→ EXERCISE: Copy out every line containing the word "контакта".
--- Begin STORED DATA ---
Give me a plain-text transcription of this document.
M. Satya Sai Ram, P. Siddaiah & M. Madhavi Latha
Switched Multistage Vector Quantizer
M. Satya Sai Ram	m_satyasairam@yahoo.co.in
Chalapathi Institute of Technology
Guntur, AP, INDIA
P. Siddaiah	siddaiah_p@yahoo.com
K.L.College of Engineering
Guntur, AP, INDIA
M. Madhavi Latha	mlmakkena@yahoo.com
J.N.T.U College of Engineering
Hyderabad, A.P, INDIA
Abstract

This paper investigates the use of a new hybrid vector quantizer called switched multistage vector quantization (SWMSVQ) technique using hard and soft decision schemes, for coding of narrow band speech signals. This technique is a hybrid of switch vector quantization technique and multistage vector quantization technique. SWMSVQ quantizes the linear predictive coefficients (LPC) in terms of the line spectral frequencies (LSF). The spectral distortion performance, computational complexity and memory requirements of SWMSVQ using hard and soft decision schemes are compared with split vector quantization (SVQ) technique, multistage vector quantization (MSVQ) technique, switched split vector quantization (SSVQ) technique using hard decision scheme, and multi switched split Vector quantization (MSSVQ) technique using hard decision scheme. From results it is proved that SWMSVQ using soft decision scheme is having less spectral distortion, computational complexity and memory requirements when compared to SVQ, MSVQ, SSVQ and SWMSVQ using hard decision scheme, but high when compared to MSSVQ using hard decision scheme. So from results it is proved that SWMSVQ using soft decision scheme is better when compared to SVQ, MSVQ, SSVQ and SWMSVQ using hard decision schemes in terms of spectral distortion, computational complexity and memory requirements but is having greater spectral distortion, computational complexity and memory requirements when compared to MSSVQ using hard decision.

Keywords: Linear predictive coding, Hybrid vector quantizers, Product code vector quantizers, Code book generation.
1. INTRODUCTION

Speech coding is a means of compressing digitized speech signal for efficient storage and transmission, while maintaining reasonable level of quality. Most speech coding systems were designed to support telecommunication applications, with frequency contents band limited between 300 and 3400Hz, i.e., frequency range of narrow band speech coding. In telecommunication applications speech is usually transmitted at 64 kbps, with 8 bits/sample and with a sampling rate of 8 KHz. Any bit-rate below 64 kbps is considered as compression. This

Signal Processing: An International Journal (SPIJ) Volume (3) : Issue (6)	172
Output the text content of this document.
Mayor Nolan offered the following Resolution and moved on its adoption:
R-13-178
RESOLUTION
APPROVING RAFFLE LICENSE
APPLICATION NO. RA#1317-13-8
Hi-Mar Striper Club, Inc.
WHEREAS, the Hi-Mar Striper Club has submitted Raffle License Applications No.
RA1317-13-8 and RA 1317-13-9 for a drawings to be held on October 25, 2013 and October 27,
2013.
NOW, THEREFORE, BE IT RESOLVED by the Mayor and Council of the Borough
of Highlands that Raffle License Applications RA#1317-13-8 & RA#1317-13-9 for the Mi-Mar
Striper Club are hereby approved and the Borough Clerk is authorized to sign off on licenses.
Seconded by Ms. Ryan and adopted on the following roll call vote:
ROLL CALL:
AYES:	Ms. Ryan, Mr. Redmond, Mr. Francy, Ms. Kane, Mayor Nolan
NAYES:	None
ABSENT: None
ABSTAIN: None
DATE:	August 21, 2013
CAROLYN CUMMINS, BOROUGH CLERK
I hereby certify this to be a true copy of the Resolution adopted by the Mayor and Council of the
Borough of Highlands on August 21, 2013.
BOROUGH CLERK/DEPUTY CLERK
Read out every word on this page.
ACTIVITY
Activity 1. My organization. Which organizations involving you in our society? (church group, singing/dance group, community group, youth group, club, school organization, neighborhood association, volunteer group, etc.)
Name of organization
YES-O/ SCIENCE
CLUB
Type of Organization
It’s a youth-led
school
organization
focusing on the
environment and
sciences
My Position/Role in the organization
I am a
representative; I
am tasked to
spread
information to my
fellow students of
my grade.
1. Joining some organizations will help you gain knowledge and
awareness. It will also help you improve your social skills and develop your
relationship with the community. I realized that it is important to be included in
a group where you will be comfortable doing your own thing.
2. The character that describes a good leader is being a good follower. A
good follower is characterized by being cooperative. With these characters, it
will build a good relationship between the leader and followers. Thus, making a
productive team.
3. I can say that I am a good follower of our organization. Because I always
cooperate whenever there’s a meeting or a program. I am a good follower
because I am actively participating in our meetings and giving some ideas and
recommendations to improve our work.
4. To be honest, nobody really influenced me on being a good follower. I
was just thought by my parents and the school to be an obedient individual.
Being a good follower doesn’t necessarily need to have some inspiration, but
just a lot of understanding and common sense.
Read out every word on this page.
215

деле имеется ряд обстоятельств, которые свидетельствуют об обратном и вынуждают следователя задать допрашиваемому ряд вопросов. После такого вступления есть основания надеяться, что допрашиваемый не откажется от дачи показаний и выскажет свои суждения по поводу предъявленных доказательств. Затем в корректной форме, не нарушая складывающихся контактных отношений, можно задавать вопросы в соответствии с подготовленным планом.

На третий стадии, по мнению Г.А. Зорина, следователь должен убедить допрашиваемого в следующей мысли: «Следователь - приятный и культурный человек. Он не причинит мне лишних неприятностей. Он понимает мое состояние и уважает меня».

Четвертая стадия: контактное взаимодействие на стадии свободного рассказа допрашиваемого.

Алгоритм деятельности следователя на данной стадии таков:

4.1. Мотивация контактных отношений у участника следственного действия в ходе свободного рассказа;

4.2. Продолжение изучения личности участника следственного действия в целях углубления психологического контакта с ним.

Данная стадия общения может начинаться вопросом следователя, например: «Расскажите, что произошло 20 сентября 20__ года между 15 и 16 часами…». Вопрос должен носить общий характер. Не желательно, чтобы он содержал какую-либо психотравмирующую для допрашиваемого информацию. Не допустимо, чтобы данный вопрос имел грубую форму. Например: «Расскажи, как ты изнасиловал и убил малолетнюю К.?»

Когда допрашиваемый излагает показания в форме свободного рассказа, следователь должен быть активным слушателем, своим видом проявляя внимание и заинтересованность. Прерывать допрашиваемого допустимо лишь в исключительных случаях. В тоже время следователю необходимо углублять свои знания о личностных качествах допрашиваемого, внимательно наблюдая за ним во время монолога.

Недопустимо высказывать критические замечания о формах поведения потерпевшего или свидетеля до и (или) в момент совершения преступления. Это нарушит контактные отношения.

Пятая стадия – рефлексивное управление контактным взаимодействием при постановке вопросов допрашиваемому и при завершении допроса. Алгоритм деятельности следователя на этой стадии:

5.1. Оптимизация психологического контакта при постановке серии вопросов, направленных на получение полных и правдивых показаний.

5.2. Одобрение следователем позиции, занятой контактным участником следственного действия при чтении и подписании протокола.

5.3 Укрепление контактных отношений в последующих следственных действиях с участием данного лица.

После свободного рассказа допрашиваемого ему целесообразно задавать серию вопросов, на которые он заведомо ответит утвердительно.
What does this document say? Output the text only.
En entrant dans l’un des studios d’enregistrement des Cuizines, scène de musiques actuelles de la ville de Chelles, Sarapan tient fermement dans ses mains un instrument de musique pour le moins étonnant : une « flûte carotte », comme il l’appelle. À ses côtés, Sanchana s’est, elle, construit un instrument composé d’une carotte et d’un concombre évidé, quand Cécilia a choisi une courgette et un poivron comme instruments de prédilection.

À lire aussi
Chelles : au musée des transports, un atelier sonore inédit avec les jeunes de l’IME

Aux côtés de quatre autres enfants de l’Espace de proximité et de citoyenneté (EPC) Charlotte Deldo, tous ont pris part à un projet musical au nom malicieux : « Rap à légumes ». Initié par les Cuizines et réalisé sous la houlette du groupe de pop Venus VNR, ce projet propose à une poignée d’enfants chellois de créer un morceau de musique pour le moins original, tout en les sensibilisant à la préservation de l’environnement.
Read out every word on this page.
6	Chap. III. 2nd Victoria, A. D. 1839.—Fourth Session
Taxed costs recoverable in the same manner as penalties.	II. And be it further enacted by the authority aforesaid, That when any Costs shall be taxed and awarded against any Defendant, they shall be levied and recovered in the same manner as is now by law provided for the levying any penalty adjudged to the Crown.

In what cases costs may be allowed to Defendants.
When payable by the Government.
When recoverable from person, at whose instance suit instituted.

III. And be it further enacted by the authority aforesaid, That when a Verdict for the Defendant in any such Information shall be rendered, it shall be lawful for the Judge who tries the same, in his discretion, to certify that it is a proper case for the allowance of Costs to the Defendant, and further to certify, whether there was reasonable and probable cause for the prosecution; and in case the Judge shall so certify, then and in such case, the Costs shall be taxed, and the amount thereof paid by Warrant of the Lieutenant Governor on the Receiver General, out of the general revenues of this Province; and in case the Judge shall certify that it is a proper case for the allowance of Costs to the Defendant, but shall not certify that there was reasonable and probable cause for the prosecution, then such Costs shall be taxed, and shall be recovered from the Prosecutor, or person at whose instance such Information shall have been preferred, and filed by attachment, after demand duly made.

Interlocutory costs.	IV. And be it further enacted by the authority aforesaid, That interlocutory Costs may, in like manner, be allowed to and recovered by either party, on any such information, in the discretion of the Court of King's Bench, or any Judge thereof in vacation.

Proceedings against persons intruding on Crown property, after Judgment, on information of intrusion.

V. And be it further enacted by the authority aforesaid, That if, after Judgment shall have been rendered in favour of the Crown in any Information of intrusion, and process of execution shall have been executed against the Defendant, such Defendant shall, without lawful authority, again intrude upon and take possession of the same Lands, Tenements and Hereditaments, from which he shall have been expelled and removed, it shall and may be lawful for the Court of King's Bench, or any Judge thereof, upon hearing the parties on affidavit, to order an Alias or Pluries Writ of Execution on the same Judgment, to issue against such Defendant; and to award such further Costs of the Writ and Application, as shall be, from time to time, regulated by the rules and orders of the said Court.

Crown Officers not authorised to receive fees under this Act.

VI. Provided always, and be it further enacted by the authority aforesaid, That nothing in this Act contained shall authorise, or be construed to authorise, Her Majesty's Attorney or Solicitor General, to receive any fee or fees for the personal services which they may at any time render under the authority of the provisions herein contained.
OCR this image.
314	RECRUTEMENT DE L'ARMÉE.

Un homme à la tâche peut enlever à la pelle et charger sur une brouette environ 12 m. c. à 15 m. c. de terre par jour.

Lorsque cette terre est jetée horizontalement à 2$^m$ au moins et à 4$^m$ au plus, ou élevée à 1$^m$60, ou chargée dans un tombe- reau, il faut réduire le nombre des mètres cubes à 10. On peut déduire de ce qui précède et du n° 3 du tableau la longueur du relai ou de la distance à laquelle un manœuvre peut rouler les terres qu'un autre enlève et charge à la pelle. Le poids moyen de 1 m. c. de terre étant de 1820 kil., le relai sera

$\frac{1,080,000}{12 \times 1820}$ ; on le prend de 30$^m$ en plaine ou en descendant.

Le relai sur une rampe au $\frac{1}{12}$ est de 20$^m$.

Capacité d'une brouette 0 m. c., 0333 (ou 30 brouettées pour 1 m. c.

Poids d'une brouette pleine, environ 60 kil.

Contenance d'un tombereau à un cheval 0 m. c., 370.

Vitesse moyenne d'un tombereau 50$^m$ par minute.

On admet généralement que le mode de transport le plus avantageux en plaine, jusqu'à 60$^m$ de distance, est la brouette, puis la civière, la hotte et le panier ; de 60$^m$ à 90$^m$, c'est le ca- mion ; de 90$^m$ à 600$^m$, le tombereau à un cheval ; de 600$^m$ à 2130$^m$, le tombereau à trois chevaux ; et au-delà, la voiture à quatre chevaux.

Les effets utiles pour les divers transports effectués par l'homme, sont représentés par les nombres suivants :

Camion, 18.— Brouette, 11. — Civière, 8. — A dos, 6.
--- End STORED DATA ---
→ SOLUTION TO THE PROBLEM:
4.2. Продолжение изучения личности участника следственного действия в целях углубления психологического контакта с ним.
5.1. Оптимизация психологического контакта при постановке серии вопросов, направленных на получение полных и правдивых показаний.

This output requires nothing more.